• [Records supplied]
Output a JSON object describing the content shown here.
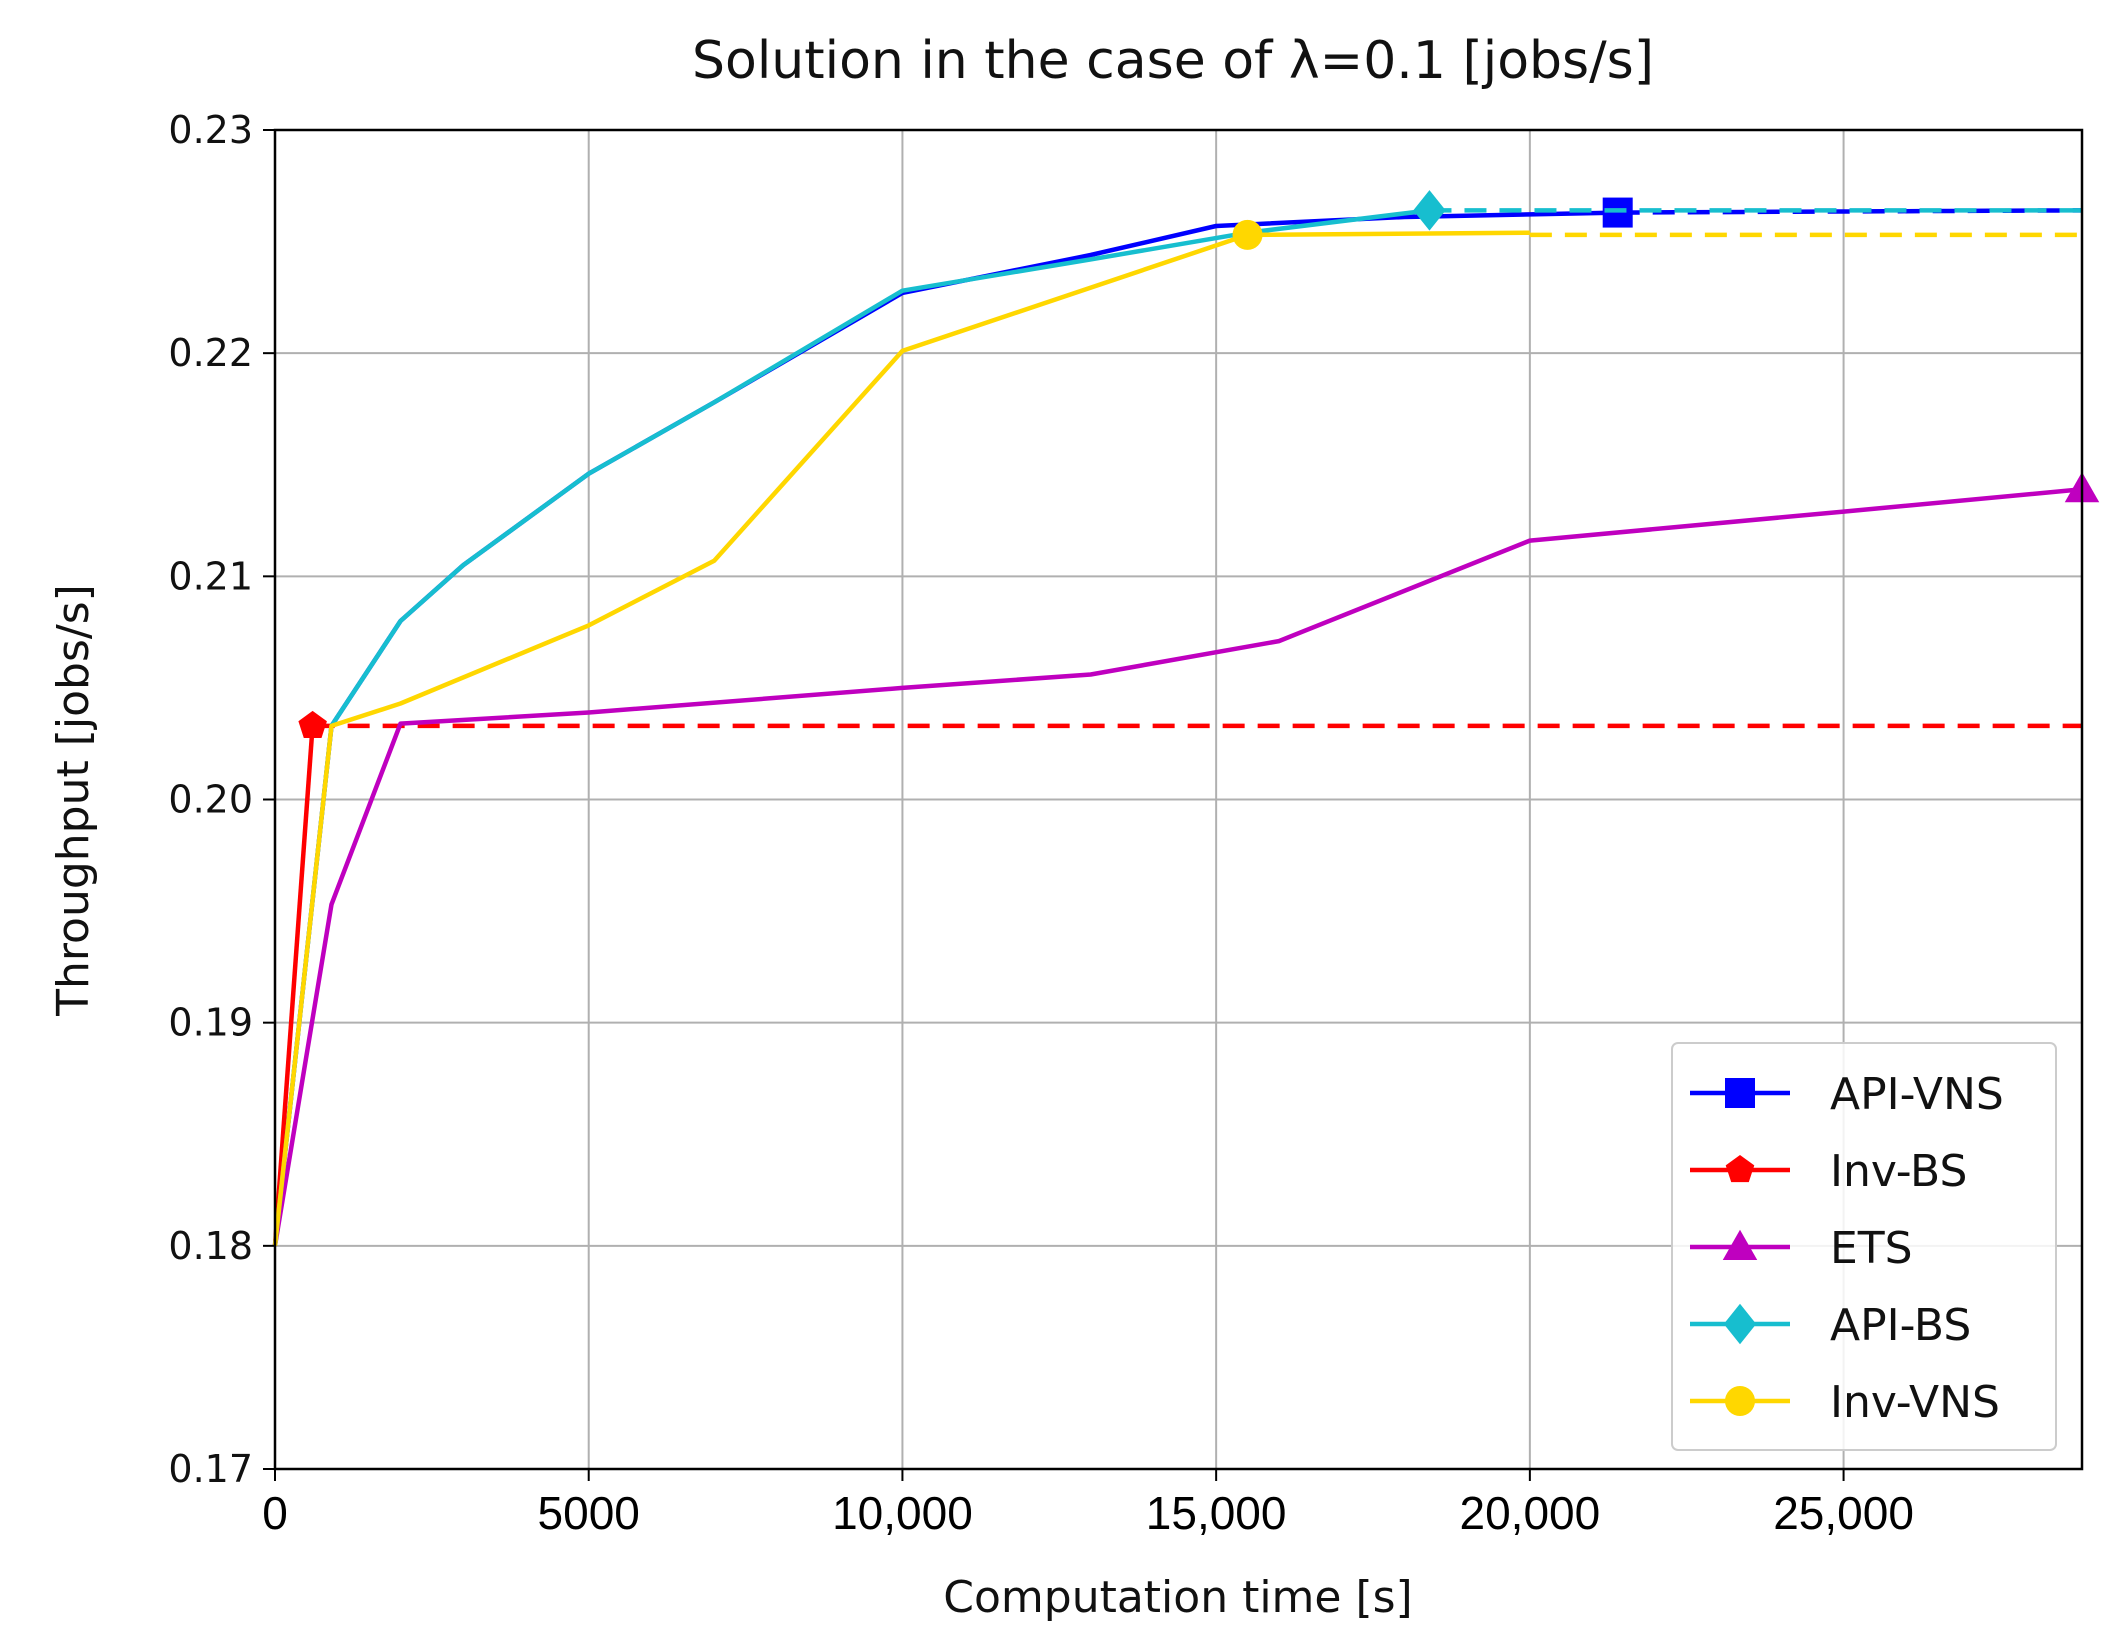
{
  "chart_data": {
    "type": "line",
    "title": "Solution in the case of λ=0.1 [jobs/s]",
    "xlabel": "Computation time [s]",
    "ylabel": "Throughput [jobs/s]",
    "xlim": [
      0,
      28800
    ],
    "ylim": [
      0.17,
      0.23
    ],
    "xticks": [
      0,
      5000,
      10000,
      15000,
      20000,
      25000
    ],
    "xtick_labels": [
      "0",
      "5000",
      "10,000",
      "15,000",
      "20,000",
      "25,000"
    ],
    "yticks": [
      0.17,
      0.18,
      0.19,
      0.2,
      0.21,
      0.22,
      0.23
    ],
    "ytick_labels": [
      "0.17",
      "0.18",
      "0.19",
      "0.20",
      "0.21",
      "0.22",
      "0.23"
    ],
    "grid": true,
    "legend_position": "lower-right",
    "series": [
      {
        "name": "API-VNS",
        "color": "#0000ff",
        "marker": "square",
        "x": [
          0,
          900,
          2000,
          3000,
          5000,
          7000,
          10000,
          13000,
          15000,
          18000,
          21400
        ],
        "y": [
          0.18,
          0.2033,
          0.208,
          0.2105,
          0.2146,
          0.2178,
          0.2227,
          0.2244,
          0.2257,
          0.2261,
          0.2263
        ],
        "final_marker": [
          21400,
          0.2263
        ],
        "dashed_to": [
          28800,
          0.2264
        ]
      },
      {
        "name": "Inv-BS",
        "color": "#ff0000",
        "marker": "pentagon",
        "x": [
          0,
          600
        ],
        "y": [
          0.18,
          0.2033
        ],
        "final_marker": [
          600,
          0.2033
        ],
        "dashed_to": [
          28800,
          0.2033
        ]
      },
      {
        "name": "ETS",
        "color": "#bf00bf",
        "marker": "triangle",
        "x": [
          0,
          900,
          2000,
          5000,
          10000,
          13000,
          16000,
          20000,
          25000,
          28800
        ],
        "y": [
          0.18,
          0.1953,
          0.2034,
          0.2039,
          0.205,
          0.2056,
          0.2071,
          0.2116,
          0.2129,
          0.2139
        ],
        "final_marker": [
          28800,
          0.2139
        ]
      },
      {
        "name": "API-BS",
        "color": "#17becf",
        "marker": "diamond",
        "x": [
          0,
          900,
          2000,
          3000,
          5000,
          7000,
          10000,
          13000,
          15500,
          18400
        ],
        "y": [
          0.18,
          0.2033,
          0.208,
          0.2105,
          0.2146,
          0.2178,
          0.2228,
          0.2242,
          0.2254,
          0.2264
        ],
        "final_marker": [
          18400,
          0.2264
        ],
        "dashed_to": [
          28800,
          0.2264
        ]
      },
      {
        "name": "Inv-VNS",
        "color": "#ffd700",
        "marker": "circle",
        "x": [
          0,
          900,
          2000,
          5000,
          7000,
          10000,
          15500,
          20000
        ],
        "y": [
          0.18,
          0.2033,
          0.2043,
          0.2078,
          0.2107,
          0.2201,
          0.2253,
          0.2254
        ],
        "final_marker": [
          15500,
          0.2253
        ],
        "dashed_to": [
          28800,
          0.2253
        ]
      }
    ]
  }
}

• [Task details] List all lines where "jobs" occurs.

• [Result of this task]
    "title": "Solution in the case of λ=0.1 [jobs/s]",
    "ylabel": "Throughput [jobs/s]",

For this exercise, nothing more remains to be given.